— Records to use —
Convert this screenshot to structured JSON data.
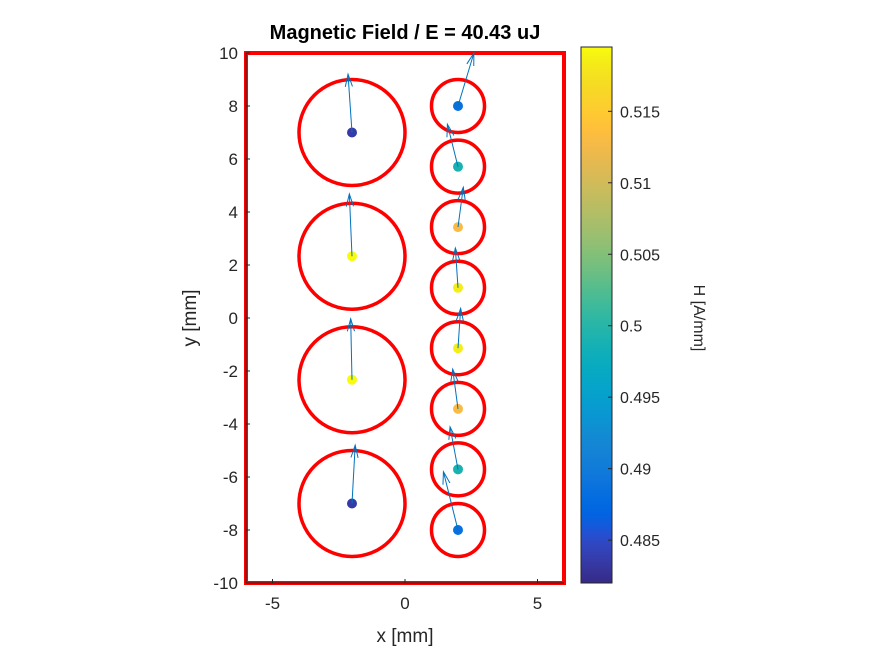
{
  "chart_data": {
    "type": "scatter",
    "title": "Magnetic Field  / E = 40.43 uJ",
    "xlabel": "x [mm]",
    "ylabel": "y [mm]",
    "xlim": [
      -6,
      6
    ],
    "ylim": [
      -10,
      10
    ],
    "xticks": [
      -5,
      0,
      5
    ],
    "xtick_labels": [
      "-5",
      "0",
      "5"
    ],
    "yticks": [
      -10,
      -8,
      -6,
      -4,
      -2,
      0,
      2,
      4,
      6,
      8,
      10
    ],
    "ytick_labels": [
      "-10",
      "-8",
      "-6",
      "-4",
      "-2",
      "0",
      "2",
      "4",
      "6",
      "8",
      "10"
    ],
    "grid": false,
    "boundary": {
      "xmin": -6,
      "xmax": 6,
      "ymin": -10,
      "ymax": 10,
      "color": "#ff0000"
    },
    "colorbar": {
      "label": "H [A/mm]",
      "range": [
        0.482,
        0.5195
      ],
      "ticks": [
        0.485,
        0.49,
        0.495,
        0.5,
        0.505,
        0.51,
        0.515
      ],
      "tick_labels": [
        "0.485",
        "0.49",
        "0.495",
        "0.5",
        "0.505",
        "0.51",
        "0.515"
      ]
    },
    "circles": [
      {
        "x": -2,
        "y": 7,
        "r": 2.0
      },
      {
        "x": -2,
        "y": 2.33,
        "r": 2.0
      },
      {
        "x": -2,
        "y": -2.33,
        "r": 2.0
      },
      {
        "x": -2,
        "y": -7,
        "r": 2.0
      },
      {
        "x": 2,
        "y": 8,
        "r": 1.0
      },
      {
        "x": 2,
        "y": 5.71,
        "r": 1.0
      },
      {
        "x": 2,
        "y": 3.43,
        "r": 1.0
      },
      {
        "x": 2,
        "y": 1.14,
        "r": 1.0
      },
      {
        "x": 2,
        "y": -1.14,
        "r": 1.0
      },
      {
        "x": 2,
        "y": -3.43,
        "r": 1.0
      },
      {
        "x": 2,
        "y": -5.71,
        "r": 1.0
      },
      {
        "x": 2,
        "y": -8,
        "r": 1.0
      }
    ],
    "points": [
      {
        "x": -2,
        "y": 7,
        "H": 0.4835,
        "u": -0.15,
        "v": 2.2
      },
      {
        "x": -2,
        "y": 2.33,
        "H": 0.5195,
        "u": -0.1,
        "v": 2.35
      },
      {
        "x": -2,
        "y": -2.33,
        "H": 0.5195,
        "u": -0.05,
        "v": 2.3
      },
      {
        "x": -2,
        "y": -7,
        "H": 0.4835,
        "u": 0.12,
        "v": 2.2
      },
      {
        "x": 2,
        "y": 8,
        "H": 0.4885,
        "u": 0.6,
        "v": 2.0
      },
      {
        "x": 2,
        "y": 5.71,
        "H": 0.499,
        "u": -0.4,
        "v": 1.6
      },
      {
        "x": 2,
        "y": 3.43,
        "H": 0.513,
        "u": 0.2,
        "v": 1.5
      },
      {
        "x": 2,
        "y": 1.14,
        "H": 0.5185,
        "u": -0.1,
        "v": 1.5
      },
      {
        "x": 2,
        "y": -1.14,
        "H": 0.5185,
        "u": 0.1,
        "v": 1.5
      },
      {
        "x": 2,
        "y": -3.43,
        "H": 0.513,
        "u": -0.2,
        "v": 1.5
      },
      {
        "x": 2,
        "y": -5.71,
        "H": 0.499,
        "u": -0.3,
        "v": 1.6
      },
      {
        "x": 2,
        "y": -8,
        "H": 0.4885,
        "u": -0.55,
        "v": 2.2
      }
    ]
  }
}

— What this task involves —
Output all the records, word for word, with no pictures in the copy.

— Written reply —
Convert this screenshot to structured JSON data.
{
  "chart_data": {
    "type": "scatter",
    "title": "Magnetic Field  / E = 40.43 uJ",
    "xlabel": "x [mm]",
    "ylabel": "y [mm]",
    "xlim": [
      -6,
      6
    ],
    "ylim": [
      -10,
      10
    ],
    "xticks": [
      -5,
      0,
      5
    ],
    "xtick_labels": [
      "-5",
      "0",
      "5"
    ],
    "yticks": [
      -10,
      -8,
      -6,
      -4,
      -2,
      0,
      2,
      4,
      6,
      8,
      10
    ],
    "ytick_labels": [
      "-10",
      "-8",
      "-6",
      "-4",
      "-2",
      "0",
      "2",
      "4",
      "6",
      "8",
      "10"
    ],
    "grid": false,
    "boundary": {
      "xmin": -6,
      "xmax": 6,
      "ymin": -10,
      "ymax": 10,
      "color": "#ff0000"
    },
    "colorbar": {
      "label": "H [A/mm]",
      "range": [
        0.482,
        0.5195
      ],
      "ticks": [
        0.485,
        0.49,
        0.495,
        0.5,
        0.505,
        0.51,
        0.515
      ],
      "tick_labels": [
        "0.485",
        "0.49",
        "0.495",
        "0.5",
        "0.505",
        "0.51",
        "0.515"
      ]
    },
    "circles": [
      {
        "x": -2,
        "y": 7,
        "r": 2.0
      },
      {
        "x": -2,
        "y": 2.33,
        "r": 2.0
      },
      {
        "x": -2,
        "y": -2.33,
        "r": 2.0
      },
      {
        "x": -2,
        "y": -7,
        "r": 2.0
      },
      {
        "x": 2,
        "y": 8,
        "r": 1.0
      },
      {
        "x": 2,
        "y": 5.71,
        "r": 1.0
      },
      {
        "x": 2,
        "y": 3.43,
        "r": 1.0
      },
      {
        "x": 2,
        "y": 1.14,
        "r": 1.0
      },
      {
        "x": 2,
        "y": -1.14,
        "r": 1.0
      },
      {
        "x": 2,
        "y": -3.43,
        "r": 1.0
      },
      {
        "x": 2,
        "y": -5.71,
        "r": 1.0
      },
      {
        "x": 2,
        "y": -8,
        "r": 1.0
      }
    ],
    "points": [
      {
        "x": -2,
        "y": 7,
        "H": 0.4835,
        "u": -0.15,
        "v": 2.2
      },
      {
        "x": -2,
        "y": 2.33,
        "H": 0.5195,
        "u": -0.1,
        "v": 2.35
      },
      {
        "x": -2,
        "y": -2.33,
        "H": 0.5195,
        "u": -0.05,
        "v": 2.3
      },
      {
        "x": -2,
        "y": -7,
        "H": 0.4835,
        "u": 0.12,
        "v": 2.2
      },
      {
        "x": 2,
        "y": 8,
        "H": 0.4885,
        "u": 0.6,
        "v": 2.0
      },
      {
        "x": 2,
        "y": 5.71,
        "H": 0.499,
        "u": -0.4,
        "v": 1.6
      },
      {
        "x": 2,
        "y": 3.43,
        "H": 0.513,
        "u": 0.2,
        "v": 1.5
      },
      {
        "x": 2,
        "y": 1.14,
        "H": 0.5185,
        "u": -0.1,
        "v": 1.5
      },
      {
        "x": 2,
        "y": -1.14,
        "H": 0.5185,
        "u": 0.1,
        "v": 1.5
      },
      {
        "x": 2,
        "y": -3.43,
        "H": 0.513,
        "u": -0.2,
        "v": 1.5
      },
      {
        "x": 2,
        "y": -5.71,
        "H": 0.499,
        "u": -0.3,
        "v": 1.6
      },
      {
        "x": 2,
        "y": -8,
        "H": 0.4885,
        "u": -0.55,
        "v": 2.2
      }
    ]
  }
}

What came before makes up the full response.